#### What you should do
Provide only the number of lines in the data below that contain the word "title".

(Data items)
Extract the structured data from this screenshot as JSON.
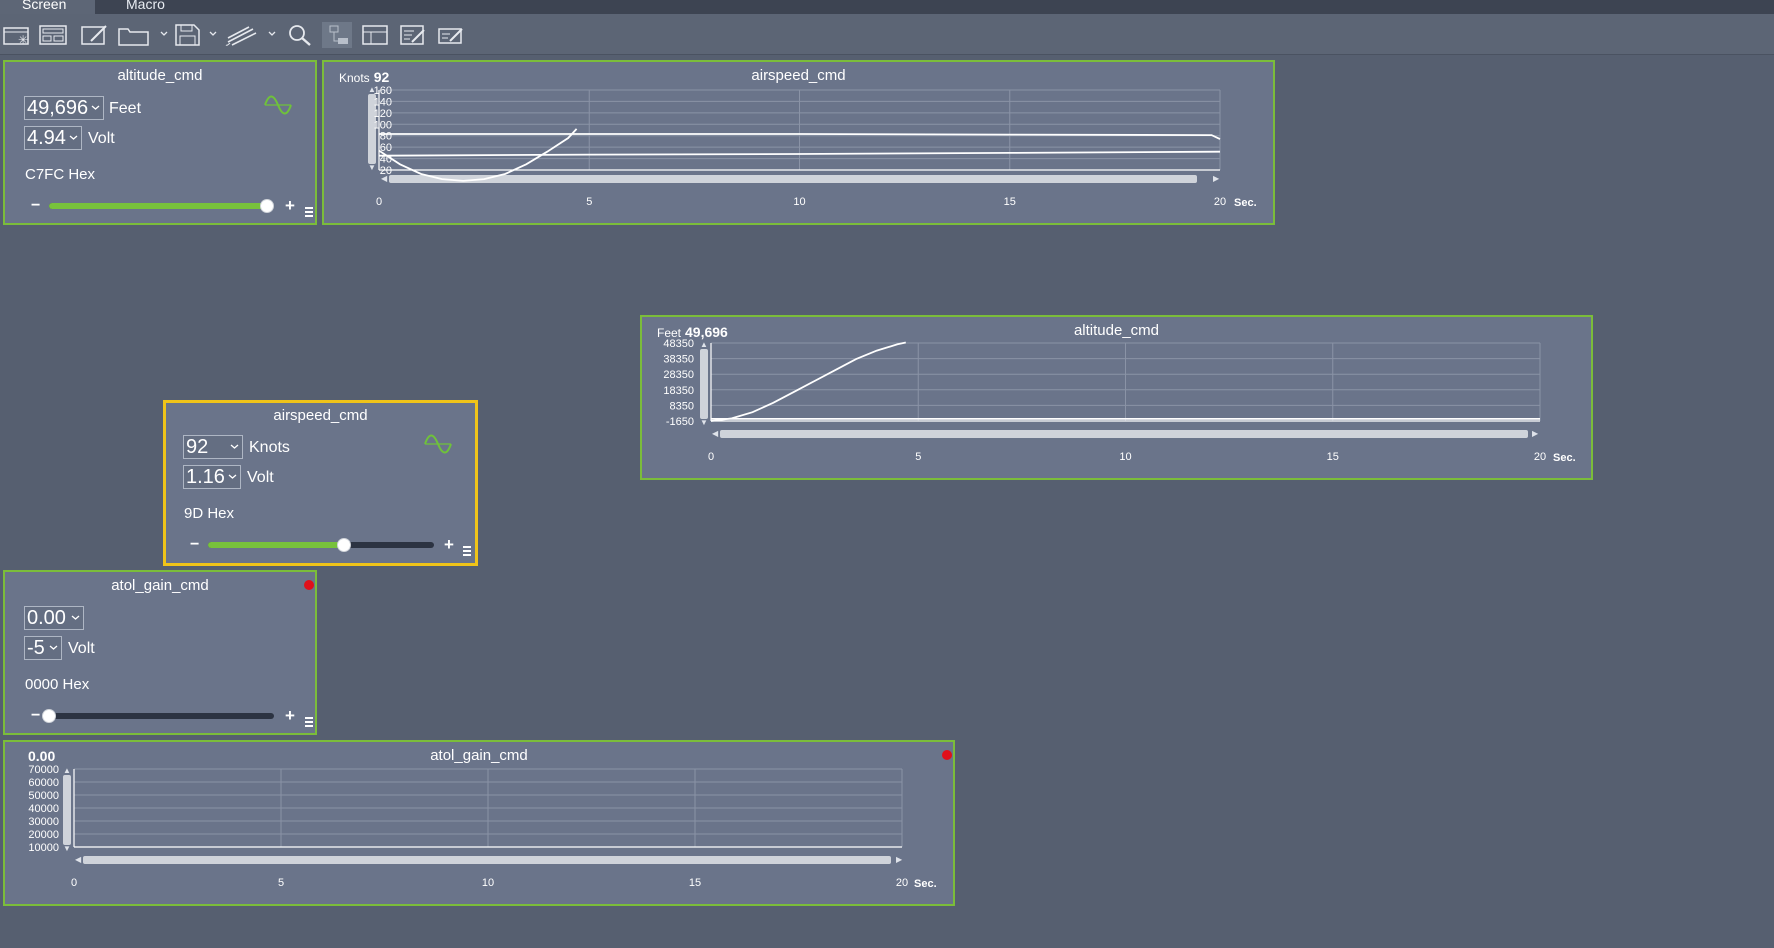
{
  "tabs": [
    {
      "label": "Screen",
      "active": true
    },
    {
      "label": "Macro",
      "active": false
    }
  ],
  "toolbar": {
    "buttons": [
      "new-screen-icon",
      "layout-icon",
      "edit-icon",
      "open-folder-icon",
      "save-icon",
      "plugin-icon",
      "search-icon",
      "route-icon",
      "table-icon",
      "edit-list-icon",
      "edit-form-icon"
    ]
  },
  "colors": {
    "background": "#565f70",
    "panel": "#6a748a",
    "panel_border": "#7bbd3a",
    "selected_border": "#f0c419",
    "slider_fill": "#78c23c",
    "alert": "#e0101a"
  },
  "control_altitude": {
    "title": "altitude_cmd",
    "value": "49,696",
    "unit": "Feet",
    "volt": "4.94",
    "volt_unit": "Volt",
    "hex": "C7FC Hex",
    "slider_fraction": 0.97
  },
  "control_airspeed": {
    "title": "airspeed_cmd",
    "value": "92",
    "unit": "Knots",
    "volt": "1.16",
    "volt_unit": "Volt",
    "hex": "9D Hex",
    "slider_fraction": 0.6
  },
  "control_atol": {
    "title": "atol_gain_cmd",
    "value": "0.00",
    "volt": "-5",
    "volt_unit": "Volt",
    "hex": "0000 Hex",
    "slider_fraction": 0.0
  },
  "chart_data": [
    {
      "id": "airspeed",
      "type": "line",
      "title": "airspeed_cmd",
      "readout_label": "Knots",
      "readout_value": "92",
      "xlabel": "Sec.",
      "xlim": [
        0,
        20
      ],
      "ylim": [
        20,
        160
      ],
      "x_ticks": [
        "0",
        "5",
        "10",
        "15",
        "20"
      ],
      "y_ticks": [
        "160",
        "140",
        "120",
        "100",
        "80",
        "60",
        "40",
        "20"
      ],
      "grid": true,
      "series": [
        {
          "x": [
            0,
            0.5,
            1,
            1.5,
            2,
            2.5,
            3,
            3.5,
            4,
            4.5,
            4.7
          ],
          "y": [
            54,
            30,
            13,
            4,
            1,
            4,
            13,
            30,
            52,
            76,
            92
          ]
        },
        {
          "x": [
            0,
            5,
            10,
            15,
            19.8,
            20
          ],
          "y": [
            83,
            83,
            83,
            82,
            81,
            74
          ]
        },
        {
          "x": [
            0,
            5,
            10,
            15,
            20
          ],
          "y": [
            45,
            47,
            48,
            50,
            52
          ]
        }
      ]
    },
    {
      "id": "altitude",
      "type": "line",
      "title": "altitude_cmd",
      "readout_label": "Feet",
      "readout_value": "49,696",
      "xlabel": "Sec.",
      "xlim": [
        0,
        20
      ],
      "ylim": [
        -1650,
        48350
      ],
      "x_ticks": [
        "0",
        "5",
        "10",
        "15",
        "20"
      ],
      "y_ticks": [
        "48350",
        "38350",
        "28350",
        "18350",
        "8350",
        "-1650"
      ],
      "grid": true,
      "series": [
        {
          "x": [
            0,
            0.5,
            1,
            1.5,
            2,
            2.5,
            3,
            3.5,
            4,
            4.5,
            4.7
          ],
          "y": [
            -1650,
            0,
            4000,
            10000,
            17000,
            24000,
            31000,
            38000,
            43500,
            47500,
            48700
          ]
        },
        {
          "x": [
            0,
            20
          ],
          "y": [
            -300,
            -300
          ]
        }
      ]
    },
    {
      "id": "atol",
      "type": "line",
      "title": "atol_gain_cmd",
      "readout_value": "0.00",
      "xlabel": "Sec.",
      "xlim": [
        0,
        20
      ],
      "ylim": [
        0,
        70000
      ],
      "x_ticks": [
        "0",
        "5",
        "10",
        "15",
        "20"
      ],
      "y_ticks": [
        "70000",
        "60000",
        "50000",
        "40000",
        "30000",
        "20000",
        "10000"
      ],
      "grid": true,
      "series": []
    }
  ]
}
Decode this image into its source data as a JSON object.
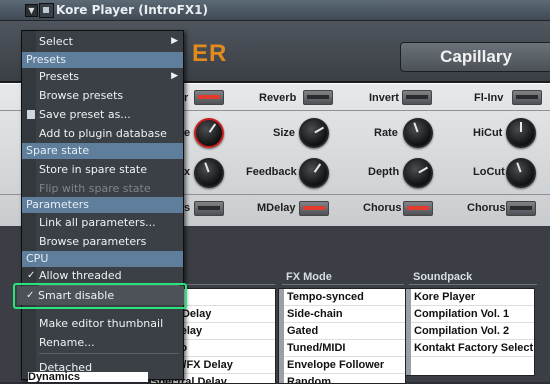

#### Task answer
6